**Exercise:** The records below must be retyped exactly.

====== Extracted entries

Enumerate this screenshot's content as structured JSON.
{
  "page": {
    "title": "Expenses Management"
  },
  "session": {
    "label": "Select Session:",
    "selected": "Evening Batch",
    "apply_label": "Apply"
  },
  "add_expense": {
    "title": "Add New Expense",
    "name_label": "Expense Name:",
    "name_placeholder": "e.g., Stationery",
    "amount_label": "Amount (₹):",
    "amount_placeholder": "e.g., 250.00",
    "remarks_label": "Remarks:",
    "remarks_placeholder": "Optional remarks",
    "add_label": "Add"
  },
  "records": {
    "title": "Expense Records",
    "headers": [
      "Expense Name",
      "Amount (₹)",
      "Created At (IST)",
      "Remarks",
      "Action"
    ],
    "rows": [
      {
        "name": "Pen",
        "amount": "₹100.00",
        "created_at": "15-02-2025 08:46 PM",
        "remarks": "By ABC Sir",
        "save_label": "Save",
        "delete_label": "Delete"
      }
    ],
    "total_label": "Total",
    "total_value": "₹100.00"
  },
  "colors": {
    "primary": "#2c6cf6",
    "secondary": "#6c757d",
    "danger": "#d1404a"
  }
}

============

**Answer to the problem:**
Enumerate this screenshot's content as structured JSON.
{
  "page": {
    "title": "Expenses Management"
  },
  "session": {
    "label": "Select Session:",
    "selected": "Evening Batch",
    "apply_label": "Apply"
  },
  "add_expense": {
    "title": "Add New Expense",
    "name_label": "Expense Name:",
    "name_placeholder": "e.g., Stationery",
    "amount_label": "Amount (₹):",
    "amount_placeholder": "e.g., 250.00",
    "remarks_label": "Remarks:",
    "remarks_placeholder": "Optional remarks",
    "add_label": "Add"
  },
  "records": {
    "title": "Expense Records",
    "headers": [
      "Expense Name",
      "Amount (₹)",
      "Created At (IST)",
      "Remarks",
      "Action"
    ],
    "rows": [
      {
        "name": "Pen",
        "amount": "₹100.00",
        "created_at": "15-02-2025 08:46 PM",
        "remarks": "By ABC Sir",
        "save_label": "Save",
        "delete_label": "Delete"
      }
    ],
    "total_label": "Total",
    "total_value": "₹100.00"
  },
  "colors": {
    "primary": "#2c6cf6",
    "secondary": "#6c757d",
    "danger": "#d1404a"
  }
}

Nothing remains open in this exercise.